■ WHAT TO PRODUCE ■
Print, exactly and completely, every entry in the data.

-=-=-=-=-

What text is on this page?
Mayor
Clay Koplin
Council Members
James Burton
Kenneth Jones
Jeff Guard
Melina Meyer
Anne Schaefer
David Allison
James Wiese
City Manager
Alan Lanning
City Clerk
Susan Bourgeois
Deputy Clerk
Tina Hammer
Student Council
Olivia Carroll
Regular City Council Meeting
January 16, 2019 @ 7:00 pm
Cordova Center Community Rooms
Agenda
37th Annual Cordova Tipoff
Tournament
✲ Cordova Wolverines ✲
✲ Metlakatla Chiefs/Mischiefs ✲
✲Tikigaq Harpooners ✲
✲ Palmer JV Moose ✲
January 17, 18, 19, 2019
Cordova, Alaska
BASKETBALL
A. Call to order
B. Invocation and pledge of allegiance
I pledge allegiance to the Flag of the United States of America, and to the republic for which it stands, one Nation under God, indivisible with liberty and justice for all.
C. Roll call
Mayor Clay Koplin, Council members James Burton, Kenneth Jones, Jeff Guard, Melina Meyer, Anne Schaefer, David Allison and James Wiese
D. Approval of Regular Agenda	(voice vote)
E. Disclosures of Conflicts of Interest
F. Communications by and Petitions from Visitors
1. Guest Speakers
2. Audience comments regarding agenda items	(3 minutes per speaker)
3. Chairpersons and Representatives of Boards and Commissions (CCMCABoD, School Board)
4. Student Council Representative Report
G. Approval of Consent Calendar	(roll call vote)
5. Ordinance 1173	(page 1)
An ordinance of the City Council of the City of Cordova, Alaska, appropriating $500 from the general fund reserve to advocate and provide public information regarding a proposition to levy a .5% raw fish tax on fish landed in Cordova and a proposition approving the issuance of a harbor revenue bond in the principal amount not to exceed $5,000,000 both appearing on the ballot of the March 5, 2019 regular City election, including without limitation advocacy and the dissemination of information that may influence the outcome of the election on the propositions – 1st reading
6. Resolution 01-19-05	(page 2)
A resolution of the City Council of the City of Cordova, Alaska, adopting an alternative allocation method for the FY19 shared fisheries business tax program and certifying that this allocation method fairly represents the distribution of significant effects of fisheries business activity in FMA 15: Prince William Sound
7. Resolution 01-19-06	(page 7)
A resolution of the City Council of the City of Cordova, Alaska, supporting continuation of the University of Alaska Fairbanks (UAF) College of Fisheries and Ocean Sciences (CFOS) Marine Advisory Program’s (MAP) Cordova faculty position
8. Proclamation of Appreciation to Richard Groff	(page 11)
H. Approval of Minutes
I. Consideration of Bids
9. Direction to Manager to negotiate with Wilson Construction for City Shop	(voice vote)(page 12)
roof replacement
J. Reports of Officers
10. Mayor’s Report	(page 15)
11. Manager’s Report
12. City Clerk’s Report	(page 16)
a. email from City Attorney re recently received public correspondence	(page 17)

-=-=-=-=-

■ REPLY ■
What text is on this page?
Mayor
Clay Koplin
Council Members
James Burton
Kenneth Jones
Jeff Guard
Melina Meyer
Anne Schaefer
David Allison
James Wiese
City Manager
Alan Lanning
City Clerk
Susan Bourgeois
Deputy Clerk
Tina Hammer
Student Council
Olivia Carroll
Regular City Council Meeting
January 16, 2019 @ 7:00 pm
Cordova Center Community Rooms
Agenda
37th Annual Cordova Tipoff
Tournament
✲ Cordova Wolverines ✲
✲ Metlakatla Chiefs/Mischiefs ✲
✲Tikigaq Harpooners ✲
✲ Palmer JV Moose ✲
January 17, 18, 19, 2019
Cordova, Alaska
BASKETBALL
A. Call to order
B. Invocation and pledge of allegiance
I pledge allegiance to the Flag of the United States of America, and to the republic for which it stands, one Nation under God, indivisible with liberty and justice for all.
C. Roll call
Mayor Clay Koplin, Council members James Burton, Kenneth Jones, Jeff Guard, Melina Meyer, Anne Schaefer, David Allison and James Wiese
D. Approval of Regular Agenda	(voice vote)
E. Disclosures of Conflicts of Interest
F. Communications by and Petitions from Visitors
1. Guest Speakers
2. Audience comments regarding agenda items	(3 minutes per speaker)
3. Chairpersons and Representatives of Boards and Commissions (CCMCABoD, School Board)
4. Student Council Representative Report
G. Approval of Consent Calendar	(roll call vote)
5. Ordinance 1173	(page 1)
An ordinance of the City Council of the City of Cordova, Alaska, appropriating $500 from the general fund reserve to advocate and provide public information regarding a proposition to levy a .5% raw fish tax on fish landed in Cordova and a proposition approving the issuance of a harbor revenue bond in the principal amount not to exceed $5,000,000 both appearing on the ballot of the March 5, 2019 regular City election, including without limitation advocacy and the dissemination of information that may influence the outcome of the election on the propositions – 1st reading
6. Resolution 01-19-05	(page 2)
A resolution of the City Council of the City of Cordova, Alaska, adopting an alternative allocation method for the FY19 shared fisheries business tax program and certifying that this allocation method fairly represents the distribution of significant effects of fisheries business activity in FMA 15: Prince William Sound
7. Resolution 01-19-06	(page 7)
A resolution of the City Council of the City of Cordova, Alaska, supporting continuation of the University of Alaska Fairbanks (UAF) College of Fisheries and Ocean Sciences (CFOS) Marine Advisory Program’s (MAP) Cordova faculty position
8. Proclamation of Appreciation to Richard Groff	(page 11)
H. Approval of Minutes
I. Consideration of Bids
9. Direction to Manager to negotiate with Wilson Construction for City Shop	(voice vote)(page 12)
roof replacement
J. Reports of Officers
10. Mayor’s Report	(page 15)
11. Manager’s Report
12. City Clerk’s Report	(page 16)
a. email from City Attorney re recently received public correspondence	(page 17)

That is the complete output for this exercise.